(Records contained in a dataset)
····················

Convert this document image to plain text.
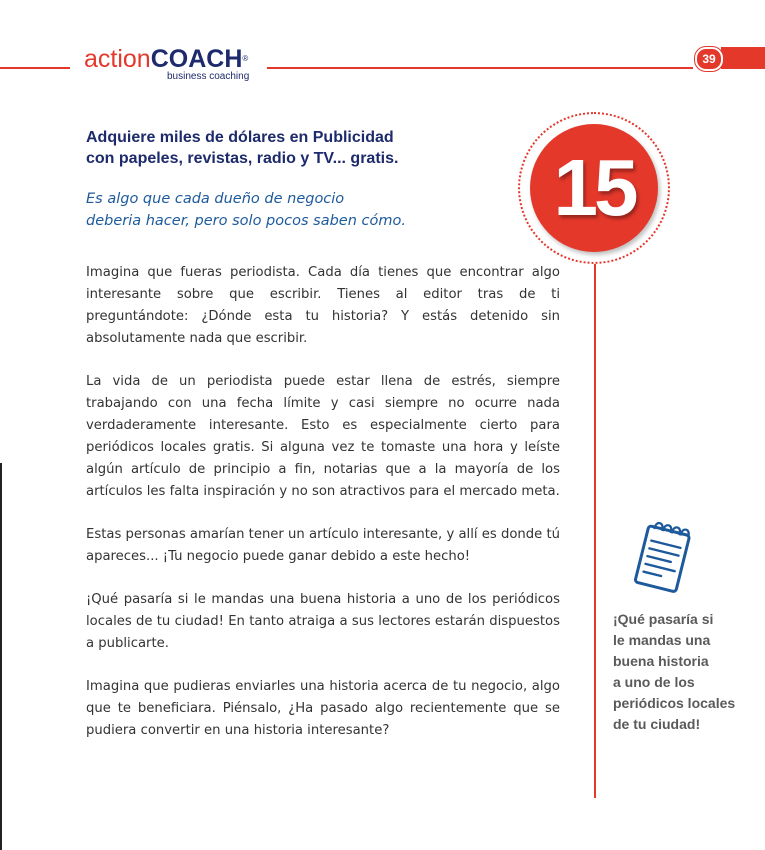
actionCOACH®
business coaching
39
Adquiere miles de dólares en Publicidad
con papeles, revistas, radio y TV... gratis.
Es algo que cada dueño de negocio
deberia hacer, pero solo pocos saben cómo.	15

Imagina que fueras periodista. Cada día tienes que encontrar algo interesante sobre que escribir. Tienes al editor tras de ti preguntándote: ¿Dónde esta tu historia? Y estás detenido sin absolutamente nada que escribir.

La vida de un periodista puede estar llena de estrés, siempre trabajando con una fecha límite y casi siempre no ocurre nada verdaderamente interesante. Esto es especialmente cierto para periódicos locales gratis. Si alguna vez te tomaste una hora y leíste algún artículo de principio a fin, notarias que a la mayoría de los artículos les falta inspiración y no son atractivos para el mercado meta.

Estas personas amarían tener un artículo interesante, y allí es donde tú apareces... ¡Tu negocio puede ganar debido a este hecho!

¡Qué pasaría si le mandas una buena historia a uno de los periódicos locales de tu ciudad! En tanto atraiga a sus lectores estarán dispuestos a publicarte.

Imagina que pudieras enviarles una historia acerca de tu negocio, algo que te beneficiara. Piénsalo, ¿Ha pasado algo recientemente que se pudiera convertir en una historia interesante?

¡Qué pasaría si
le mandas una
buena historia
a uno de los
periódicos locales
de tu ciudad!
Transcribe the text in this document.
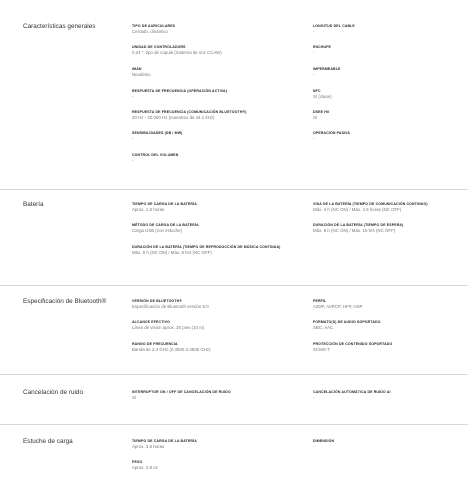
Características generales	TIPO DE AURICULARES
Cerrado, dinámico
UNIDAD DE CONTROLADORS
0.24 ", tipo de cúpula (Sistema de voz CCAW)
IMÁN
Neodimio
RESPUESTA DE FRECUENCIA (OPERACIÓN ACTIVA)
-
RESPUESTA DE FRECUENCIA (COMUNICACIÓN BLUETOOTH®)
20 Hz - 20.000 Hz (muestreo de 44.1 kHz)
SENSIBILIDADES (DB / MW)
-
CONTROL DEL VOLUMEN
-
LONGITUD DEL CABLE
-
ENCHUFE
-
IMPERMEABLE
-
NFC
Sí (clase)
DSEE HX
Sí
OPERACIÓN PASIVA
-
Batería	TIEMPO DE CARGA DE LA BATERÍA
Aprox. 1.5 horas
MÉTODO DE CARGA DE LA BATERÍA
Carga USB (con estuche)
DURACIÓN DE LA BATERÍA (TIEMPO DE REPRODUCCIÓN DE MÚSICA CONTINUA)
Máx. 6 h (NC ON) / Máx. 8 hrs (NC OFF)
VIDA DE LA BATERÍA (TIEMPO DE COMUNICACIÓN CONTINUO)
Máx. 4 h (NC ON) / Máx. 4.5 horas (NC OFF)
DURACIÓN DE LA BATERÍA (TIEMPO DE ESPERA)
Máx. 9 h (NC ON) / Máx. 15 hrs (NC OFF)
Especificación de Bluetooth®	VERSIÓN DE BLUETOOTH®
Especificación de Bluetooth versión 5.0
ALCANCE EFECTIVO
Línea de visión aprox. 30 pies (10 m)
RANGO DE FRECUENCIA
Banda de 2.4 GHz (2.4000-2.4835 GHz)
PERFIL
A2DP, AVRCP, HFP, HSP
FORMATO(S) DE AUDIO SOPORTADO
SBC, AAC
PROTECCIÓN DE CONTENIDO SOPORTADO
SCMS-T
Cancelación de ruido	INTERRUPTOR ON / OFF DE CANCELACIÓN DE RUIDO
Sí
CANCELACIÓN AUTOMÁTICA DE RUIDO AI
-
Estuche de carga	TIEMPO DE CARGA DE LA BATERÍA
Aprox. 3.5 horas
PESO
Aprox. 2.8 oz
DIMENSIÓN
-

····················

In the listing, find every line containing the word "puede" and list it.

La vida de un periodista puede estar llena de estrés, siempre trabajando con una fecha límite y casi siempre no ocurre nada verdaderamente interesante. Esto es especialmente cierto para periódicos locales gratis. Si alguna vez te tomaste una hora y leíste algún artículo de principio a fin, notarias que a la mayoría de los artículos les falta inspiración y no son atractivos para el mercado meta.
Estas personas amarían tener un artículo interesante, y allí es donde tú apareces... ¡Tu negocio puede ganar debido a este hecho!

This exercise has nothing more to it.